Supplied records:
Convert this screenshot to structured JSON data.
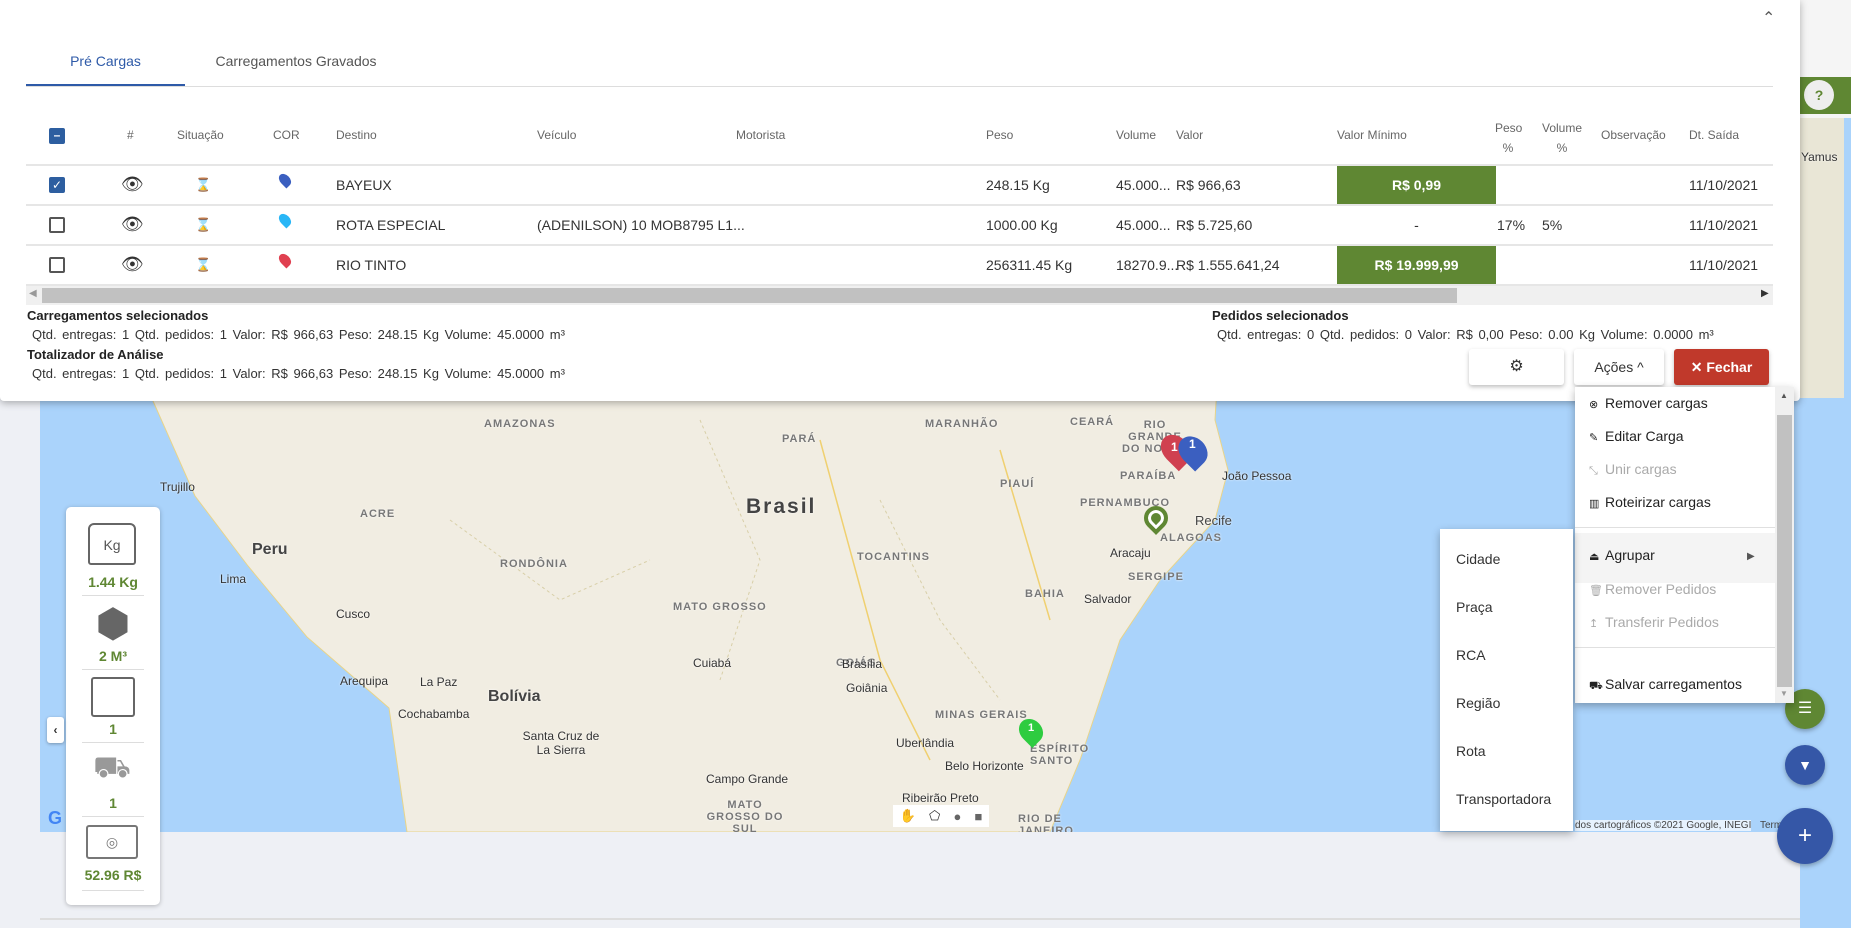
{
  "tabs": [
    {
      "label": "Pré Cargas",
      "active": true
    },
    {
      "label": "Carregamentos Gravados",
      "active": false
    }
  ],
  "table": {
    "headers": {
      "index": "#",
      "situacao": "Situação",
      "cor": "COR",
      "destino": "Destino",
      "veiculo": "Veículo",
      "motorista": "Motorista",
      "peso": "Peso",
      "volume": "Volume",
      "valor": "Valor",
      "valor_minimo": "Valor Mínimo",
      "peso_pct": "Peso %",
      "volume_pct": "Volume %",
      "observacao": "Observação",
      "dt_saida": "Dt. Saída"
    },
    "rows": [
      {
        "checked": true,
        "color": "#3b5fc0",
        "destino": "BAYEUX",
        "veiculo": "",
        "motorista": "",
        "peso": "248.15 Kg",
        "volume": "45.000...",
        "valor": "R$ 966,63",
        "valor_minimo": "R$ 0,99",
        "valor_minimo_highlight": true,
        "peso_pct": "",
        "volume_pct": "",
        "observacao": "",
        "dt_saida": "11/10/2021"
      },
      {
        "checked": false,
        "color": "#29b6f6",
        "destino": "ROTA ESPECIAL",
        "veiculo": "(ADENILSON) 10 MOB8795 L1...",
        "motorista": "",
        "peso": "1000.00 Kg",
        "volume": "45.000...",
        "valor": "R$ 5.725,60",
        "valor_minimo": "-",
        "valor_minimo_highlight": false,
        "peso_pct": "17%",
        "volume_pct": "5%",
        "observacao": "",
        "dt_saida": "11/10/2021"
      },
      {
        "checked": false,
        "color": "#e04050",
        "destino": "RIO TINTO",
        "veiculo": "",
        "motorista": "",
        "peso": "256311.45 Kg",
        "volume": "18270.9...",
        "valor": "R$ 1.555.641,24",
        "valor_minimo": "R$ 19.999,99",
        "valor_minimo_highlight": true,
        "peso_pct": "",
        "volume_pct": "",
        "observacao": "",
        "dt_saida": "11/10/2021"
      }
    ]
  },
  "summary": {
    "carregamentos_title": "Carregamentos selecionados",
    "carregamentos_line": "Qtd. entregas: 1  Qtd. pedidos: 1  Valor: R$ 966,63  Peso: 248.15 Kg  Volume: 45.0000 m³",
    "totalizador_title": "Totalizador de Análise",
    "totalizador_line": "Qtd. entregas: 1  Qtd. pedidos: 1  Valor: R$ 966,63  Peso: 248.15 Kg  Volume: 45.0000 m³",
    "pedidos_title": "Pedidos selecionados",
    "pedidos_line": "Qtd. entregas: 0  Qtd. pedidos: 0  Valor: R$ 0,00  Peso: 0.00 Kg  Volume: 0.0000 m³"
  },
  "buttons": {
    "acoes": "Ações ^",
    "fechar": "✕ Fechar"
  },
  "actions_menu": [
    {
      "label": "Remover cargas",
      "icon": "⊗",
      "disabled": false
    },
    {
      "label": "Editar Carga",
      "icon": "✎",
      "disabled": false
    },
    {
      "label": "Unir cargas",
      "icon": "⤡",
      "disabled": true
    },
    {
      "label": "Roteirizar cargas",
      "icon": "▥",
      "disabled": false
    },
    {
      "label": "Agrupar",
      "icon": "⏏",
      "disabled": false
    },
    {
      "label": "Remover Pedidos",
      "icon": "🗑",
      "disabled": true
    },
    {
      "label": "Transferir Pedidos",
      "icon": "↥",
      "disabled": true
    },
    {
      "label": "Salvar carregamentos",
      "icon": "⛟",
      "disabled": false
    }
  ],
  "submenu": [
    "Cidade",
    "Praça",
    "RCA",
    "Região",
    "Rota",
    "Transportadora"
  ],
  "stats": {
    "peso": "1.44 Kg",
    "volume": "2 M³",
    "pedidos": "1",
    "veiculos": "1",
    "valor": "52.96 R$"
  },
  "map": {
    "states": [
      "AMAZONAS",
      "PARÁ",
      "MARANHÃO",
      "CEARÁ",
      "RIO GRANDE DO NORTE",
      "PARAÍBA",
      "PIAUÍ",
      "ACRE",
      "PERNAMBUCO",
      "ALAGOAS",
      "TOCANTINS",
      "RONDÔNIA",
      "SERGIPE",
      "BAHIA",
      "MATO GROSSO",
      "GOIÁS",
      "MINAS GERAIS",
      "ESPÍRITO SANTO",
      "MATO GROSSO DO SUL",
      "RIO DE JANEIRO"
    ],
    "cities": [
      "João Pessoa",
      "Recife",
      "Aracaju",
      "Salvador",
      "Lima",
      "Cusco",
      "Trujillo",
      "Brasília",
      "Cuiabá",
      "Goiânia",
      "La Paz",
      "Arequipa",
      "Cochabamba",
      "Santa Cruz de La Sierra",
      "Uberlândia",
      "Belo Horizonte",
      "Campo Grande",
      "Ribeirão Preto",
      "Yamus"
    ],
    "countries": [
      "Brasil",
      "Peru",
      "Bolívia"
    ],
    "attribution": "dos cartográficos ©2021 Google, INEGI",
    "terms": "Term",
    "marker_label": "1"
  },
  "colors": {
    "accent": "#2e5aa8",
    "green": "#5f8733",
    "red": "#c0392b"
  }
}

What this task involves: Give back every line exactly as it stands, pictures excluded.

Exercise answer:
Convert this screenshot to structured JSON data.
{
  "tabs": [
    {
      "label": "Pré Cargas",
      "active": true
    },
    {
      "label": "Carregamentos Gravados",
      "active": false
    }
  ],
  "table": {
    "headers": {
      "index": "#",
      "situacao": "Situação",
      "cor": "COR",
      "destino": "Destino",
      "veiculo": "Veículo",
      "motorista": "Motorista",
      "peso": "Peso",
      "volume": "Volume",
      "valor": "Valor",
      "valor_minimo": "Valor Mínimo",
      "peso_pct": "Peso %",
      "volume_pct": "Volume %",
      "observacao": "Observação",
      "dt_saida": "Dt. Saída"
    },
    "rows": [
      {
        "checked": true,
        "color": "#3b5fc0",
        "destino": "BAYEUX",
        "veiculo": "",
        "motorista": "",
        "peso": "248.15 Kg",
        "volume": "45.000...",
        "valor": "R$ 966,63",
        "valor_minimo": "R$ 0,99",
        "valor_minimo_highlight": true,
        "peso_pct": "",
        "volume_pct": "",
        "observacao": "",
        "dt_saida": "11/10/2021"
      },
      {
        "checked": false,
        "color": "#29b6f6",
        "destino": "ROTA ESPECIAL",
        "veiculo": "(ADENILSON) 10 MOB8795 L1...",
        "motorista": "",
        "peso": "1000.00 Kg",
        "volume": "45.000...",
        "valor": "R$ 5.725,60",
        "valor_minimo": "-",
        "valor_minimo_highlight": false,
        "peso_pct": "17%",
        "volume_pct": "5%",
        "observacao": "",
        "dt_saida": "11/10/2021"
      },
      {
        "checked": false,
        "color": "#e04050",
        "destino": "RIO TINTO",
        "veiculo": "",
        "motorista": "",
        "peso": "256311.45 Kg",
        "volume": "18270.9...",
        "valor": "R$ 1.555.641,24",
        "valor_minimo": "R$ 19.999,99",
        "valor_minimo_highlight": true,
        "peso_pct": "",
        "volume_pct": "",
        "observacao": "",
        "dt_saida": "11/10/2021"
      }
    ]
  },
  "summary": {
    "carregamentos_title": "Carregamentos selecionados",
    "carregamentos_line": "Qtd. entregas: 1  Qtd. pedidos: 1  Valor: R$ 966,63  Peso: 248.15 Kg  Volume: 45.0000 m³",
    "totalizador_title": "Totalizador de Análise",
    "totalizador_line": "Qtd. entregas: 1  Qtd. pedidos: 1  Valor: R$ 966,63  Peso: 248.15 Kg  Volume: 45.0000 m³",
    "pedidos_title": "Pedidos selecionados",
    "pedidos_line": "Qtd. entregas: 0  Qtd. pedidos: 0  Valor: R$ 0,00  Peso: 0.00 Kg  Volume: 0.0000 m³"
  },
  "buttons": {
    "acoes": "Ações ^",
    "fechar": "✕ Fechar"
  },
  "actions_menu": [
    {
      "label": "Remover cargas",
      "icon": "⊗",
      "disabled": false
    },
    {
      "label": "Editar Carga",
      "icon": "✎",
      "disabled": false
    },
    {
      "label": "Unir cargas",
      "icon": "⤡",
      "disabled": true
    },
    {
      "label": "Roteirizar cargas",
      "icon": "▥",
      "disabled": false
    },
    {
      "label": "Agrupar",
      "icon": "⏏",
      "disabled": false
    },
    {
      "label": "Remover Pedidos",
      "icon": "🗑",
      "disabled": true
    },
    {
      "label": "Transferir Pedidos",
      "icon": "↥",
      "disabled": true
    },
    {
      "label": "Salvar carregamentos",
      "icon": "⛟",
      "disabled": false
    }
  ],
  "submenu": [
    "Cidade",
    "Praça",
    "RCA",
    "Região",
    "Rota",
    "Transportadora"
  ],
  "stats": {
    "peso": "1.44 Kg",
    "volume": "2 M³",
    "pedidos": "1",
    "veiculos": "1",
    "valor": "52.96 R$"
  },
  "map": {
    "states": [
      "AMAZONAS",
      "PARÁ",
      "MARANHÃO",
      "CEARÁ",
      "RIO GRANDE DO NORTE",
      "PARAÍBA",
      "PIAUÍ",
      "ACRE",
      "PERNAMBUCO",
      "ALAGOAS",
      "TOCANTINS",
      "RONDÔNIA",
      "SERGIPE",
      "BAHIA",
      "MATO GROSSO",
      "GOIÁS",
      "MINAS GERAIS",
      "ESPÍRITO SANTO",
      "MATO GROSSO DO SUL",
      "RIO DE JANEIRO"
    ],
    "cities": [
      "João Pessoa",
      "Recife",
      "Aracaju",
      "Salvador",
      "Lima",
      "Cusco",
      "Trujillo",
      "Brasília",
      "Cuiabá",
      "Goiânia",
      "La Paz",
      "Arequipa",
      "Cochabamba",
      "Santa Cruz de La Sierra",
      "Uberlândia",
      "Belo Horizonte",
      "Campo Grande",
      "Ribeirão Preto",
      "Yamus"
    ],
    "countries": [
      "Brasil",
      "Peru",
      "Bolívia"
    ],
    "attribution": "dos cartográficos ©2021 Google, INEGI",
    "terms": "Term",
    "marker_label": "1"
  },
  "colors": {
    "accent": "#2e5aa8",
    "green": "#5f8733",
    "red": "#c0392b"
  }
}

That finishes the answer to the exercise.